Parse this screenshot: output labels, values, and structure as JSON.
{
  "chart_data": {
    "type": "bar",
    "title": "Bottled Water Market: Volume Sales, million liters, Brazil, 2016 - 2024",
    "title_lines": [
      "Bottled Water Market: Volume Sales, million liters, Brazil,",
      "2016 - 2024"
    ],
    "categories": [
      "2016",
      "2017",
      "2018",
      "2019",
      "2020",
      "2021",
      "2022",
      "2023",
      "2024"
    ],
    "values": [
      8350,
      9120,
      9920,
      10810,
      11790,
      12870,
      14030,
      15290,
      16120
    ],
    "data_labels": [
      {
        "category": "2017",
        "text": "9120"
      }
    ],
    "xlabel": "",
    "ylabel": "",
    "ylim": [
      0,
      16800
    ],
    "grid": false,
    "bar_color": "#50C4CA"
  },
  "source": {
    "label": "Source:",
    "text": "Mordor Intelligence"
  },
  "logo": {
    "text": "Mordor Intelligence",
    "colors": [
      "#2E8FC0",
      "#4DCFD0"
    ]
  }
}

———

**WORK TO BE COMPLETED**
Reproduce each entry above exactly, keeping every word.

**SOLUTION TO THIS TASK**
Parse this screenshot: output labels, values, and structure as JSON.
{
  "chart_data": {
    "type": "bar",
    "title": "Bottled Water Market: Volume Sales, million liters, Brazil, 2016 - 2024",
    "title_lines": [
      "Bottled Water Market: Volume Sales, million liters, Brazil,",
      "2016 - 2024"
    ],
    "categories": [
      "2016",
      "2017",
      "2018",
      "2019",
      "2020",
      "2021",
      "2022",
      "2023",
      "2024"
    ],
    "values": [
      8350,
      9120,
      9920,
      10810,
      11790,
      12870,
      14030,
      15290,
      16120
    ],
    "data_labels": [
      {
        "category": "2017",
        "text": "9120"
      }
    ],
    "xlabel": "",
    "ylabel": "",
    "ylim": [
      0,
      16800
    ],
    "grid": false,
    "bar_color": "#50C4CA"
  },
  "source": {
    "label": "Source:",
    "text": "Mordor Intelligence"
  },
  "logo": {
    "text": "Mordor Intelligence",
    "colors": [
      "#2E8FC0",
      "#4DCFD0"
    ]
  }
}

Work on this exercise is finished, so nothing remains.